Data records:
# # #

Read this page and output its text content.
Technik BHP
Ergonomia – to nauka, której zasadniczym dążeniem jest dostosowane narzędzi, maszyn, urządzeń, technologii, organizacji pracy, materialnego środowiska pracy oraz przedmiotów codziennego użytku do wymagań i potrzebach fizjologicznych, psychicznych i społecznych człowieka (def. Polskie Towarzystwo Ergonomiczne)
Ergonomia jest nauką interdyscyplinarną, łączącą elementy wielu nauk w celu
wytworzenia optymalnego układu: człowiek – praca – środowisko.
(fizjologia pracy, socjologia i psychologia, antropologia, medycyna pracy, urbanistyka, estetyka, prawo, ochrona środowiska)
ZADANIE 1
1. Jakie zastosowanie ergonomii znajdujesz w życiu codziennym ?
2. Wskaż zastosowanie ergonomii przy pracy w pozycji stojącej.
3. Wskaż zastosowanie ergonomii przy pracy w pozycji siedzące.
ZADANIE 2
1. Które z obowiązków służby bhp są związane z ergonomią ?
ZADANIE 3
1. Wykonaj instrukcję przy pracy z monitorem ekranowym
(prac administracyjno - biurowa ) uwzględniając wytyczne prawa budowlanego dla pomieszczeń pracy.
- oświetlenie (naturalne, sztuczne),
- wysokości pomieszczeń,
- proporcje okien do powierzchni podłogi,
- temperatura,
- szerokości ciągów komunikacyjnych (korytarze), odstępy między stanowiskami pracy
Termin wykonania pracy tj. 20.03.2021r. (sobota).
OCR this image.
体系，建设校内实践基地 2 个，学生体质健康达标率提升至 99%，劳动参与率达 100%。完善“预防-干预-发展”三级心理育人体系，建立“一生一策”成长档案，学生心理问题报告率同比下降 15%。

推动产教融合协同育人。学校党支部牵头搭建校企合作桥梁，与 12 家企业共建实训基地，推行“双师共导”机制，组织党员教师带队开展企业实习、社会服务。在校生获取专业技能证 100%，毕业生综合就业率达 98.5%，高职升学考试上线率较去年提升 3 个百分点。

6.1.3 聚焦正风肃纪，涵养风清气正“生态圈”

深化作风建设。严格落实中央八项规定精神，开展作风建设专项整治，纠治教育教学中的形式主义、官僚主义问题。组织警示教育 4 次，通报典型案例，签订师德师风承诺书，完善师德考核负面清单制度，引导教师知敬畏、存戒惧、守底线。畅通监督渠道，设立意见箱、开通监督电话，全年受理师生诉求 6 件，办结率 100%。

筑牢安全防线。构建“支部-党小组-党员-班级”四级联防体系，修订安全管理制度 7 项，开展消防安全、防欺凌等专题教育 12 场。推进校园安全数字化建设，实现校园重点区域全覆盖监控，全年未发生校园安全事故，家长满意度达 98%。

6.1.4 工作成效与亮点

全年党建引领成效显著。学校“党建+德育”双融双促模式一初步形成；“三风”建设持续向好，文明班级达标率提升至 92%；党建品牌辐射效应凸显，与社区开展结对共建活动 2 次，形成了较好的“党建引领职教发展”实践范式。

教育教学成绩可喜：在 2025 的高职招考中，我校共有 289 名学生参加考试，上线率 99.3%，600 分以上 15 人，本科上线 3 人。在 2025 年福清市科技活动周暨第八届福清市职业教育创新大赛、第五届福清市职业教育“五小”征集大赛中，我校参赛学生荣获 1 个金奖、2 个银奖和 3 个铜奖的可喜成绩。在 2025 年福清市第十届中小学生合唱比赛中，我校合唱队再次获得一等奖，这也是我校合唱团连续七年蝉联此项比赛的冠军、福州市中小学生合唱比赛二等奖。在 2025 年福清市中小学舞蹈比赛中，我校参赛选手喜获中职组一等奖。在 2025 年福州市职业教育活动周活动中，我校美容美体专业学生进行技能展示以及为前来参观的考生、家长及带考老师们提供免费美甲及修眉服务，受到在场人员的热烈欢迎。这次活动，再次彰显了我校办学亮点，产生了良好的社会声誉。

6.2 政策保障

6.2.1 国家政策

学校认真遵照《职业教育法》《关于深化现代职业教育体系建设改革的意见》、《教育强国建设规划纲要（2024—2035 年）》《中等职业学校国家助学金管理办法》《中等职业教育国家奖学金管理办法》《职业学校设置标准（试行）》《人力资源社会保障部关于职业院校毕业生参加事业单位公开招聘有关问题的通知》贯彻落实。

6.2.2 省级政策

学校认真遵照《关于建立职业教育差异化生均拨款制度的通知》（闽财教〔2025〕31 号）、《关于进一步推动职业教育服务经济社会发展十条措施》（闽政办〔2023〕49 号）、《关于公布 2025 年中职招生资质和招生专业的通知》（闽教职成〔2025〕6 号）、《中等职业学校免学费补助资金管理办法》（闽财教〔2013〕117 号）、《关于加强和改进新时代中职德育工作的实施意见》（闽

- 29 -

# # #

» What you should do:
Return every record above exactly as it appears.

» Exercise solution:
Read this page and output its text content.
Technik BHP
Ergonomia – to nauka, której zasadniczym dążeniem jest dostosowane narzędzi, maszyn, urządzeń, technologii, organizacji pracy, materialnego środowiska pracy oraz przedmiotów codziennego użytku do wymagań i potrzebach fizjologicznych, psychicznych i społecznych człowieka (def. Polskie Towarzystwo Ergonomiczne)
Ergonomia jest nauką interdyscyplinarną, łączącą elementy wielu nauk w celu
wytworzenia optymalnego układu: człowiek – praca – środowisko.
(fizjologia pracy, socjologia i psychologia, antropologia, medycyna pracy, urbanistyka, estetyka, prawo, ochrona środowiska)
ZADANIE 1
1. Jakie zastosowanie ergonomii znajdujesz w życiu codziennym ?
2. Wskaż zastosowanie ergonomii przy pracy w pozycji stojącej.
3. Wskaż zastosowanie ergonomii przy pracy w pozycji siedzące.
ZADANIE 2
1. Które z obowiązków służby bhp są związane z ergonomią ?
ZADANIE 3
1. Wykonaj instrukcję przy pracy z monitorem ekranowym
(prac administracyjno - biurowa ) uwzględniając wytyczne prawa budowlanego dla pomieszczeń pracy.
- oświetlenie (naturalne, sztuczne),
- wysokości pomieszczeń,
- proporcje okien do powierzchni podłogi,
- temperatura,
- szerokości ciągów komunikacyjnych (korytarze), odstępy między stanowiskami pracy
Termin wykonania pracy tj. 20.03.2021r. (sobota).
OCR this image.
体系，建设校内实践基地 2 个，学生体质健康达标率提升至 99%，劳动参与率达 100%。完善“预防-干预-发展”三级心理育人体系，建立“一生一策”成长档案，学生心理问题报告率同比下降 15%。

推动产教融合协同育人。学校党支部牵头搭建校企合作桥梁，与 12 家企业共建实训基地，推行“双师共导”机制，组织党员教师带队开展企业实习、社会服务。在校生获取专业技能证 100%，毕业生综合就业率达 98.5%，高职升学考试上线率较去年提升 3 个百分点。

6.1.3 聚焦正风肃纪，涵养风清气正“生态圈”

深化作风建设。严格落实中央八项规定精神，开展作风建设专项整治，纠治教育教学中的形式主义、官僚主义问题。组织警示教育 4 次，通报典型案例，签订师德师风承诺书，完善师德考核负面清单制度，引导教师知敬畏、存戒惧、守底线。畅通监督渠道，设立意见箱、开通监督电话，全年受理师生诉求 6 件，办结率 100%。

筑牢安全防线。构建“支部-党小组-党员-班级”四级联防体系，修订安全管理制度 7 项，开展消防安全、防欺凌等专题教育 12 场。推进校园安全数字化建设，实现校园重点区域全覆盖监控，全年未发生校园安全事故，家长满意度达 98%。

6.1.4 工作成效与亮点

全年党建引领成效显著。学校“党建+德育”双融双促模式一初步形成；“三风”建设持续向好，文明班级达标率提升至 92%；党建品牌辐射效应凸显，与社区开展结对共建活动 2 次，形成了较好的“党建引领职教发展”实践范式。

教育教学成绩可喜：在 2025 的高职招考中，我校共有 289 名学生参加考试，上线率 99.3%，600 分以上 15 人，本科上线 3 人。在 2025 年福清市科技活动周暨第八届福清市职业教育创新大赛、第五届福清市职业教育“五小”征集大赛中，我校参赛学生荣获 1 个金奖、2 个银奖和 3 个铜奖的可喜成绩。在 2025 年福清市第十届中小学生合唱比赛中，我校合唱队再次获得一等奖，这也是我校合唱团连续七年蝉联此项比赛的冠军、福州市中小学生合唱比赛二等奖。在 2025 年福清市中小学舞蹈比赛中，我校参赛选手喜获中职组一等奖。在 2025 年福州市职业教育活动周活动中，我校美容美体专业学生进行技能展示以及为前来参观的考生、家长及带考老师们提供免费美甲及修眉服务，受到在场人员的热烈欢迎。这次活动，再次彰显了我校办学亮点，产生了良好的社会声誉。

6.2 政策保障

6.2.1 国家政策

学校认真遵照《职业教育法》《关于深化现代职业教育体系建设改革的意见》、《教育强国建设规划纲要（2024—2035 年）》《中等职业学校国家助学金管理办法》《中等职业教育国家奖学金管理办法》《职业学校设置标准（试行）》《人力资源社会保障部关于职业院校毕业生参加事业单位公开招聘有关问题的通知》贯彻落实。

6.2.2 省级政策

学校认真遵照《关于建立职业教育差异化生均拨款制度的通知》（闽财教〔2025〕31 号）、《关于进一步推动职业教育服务经济社会发展十条措施》（闽政办〔2023〕49 号）、《关于公布 2025 年中职招生资质和招生专业的通知》（闽教职成〔2025〕6 号）、《中等职业学校免学费补助资金管理办法》（闽财教〔2013〕117 号）、《关于加强和改进新时代中职德育工作的实施意见》（闽

- 29 -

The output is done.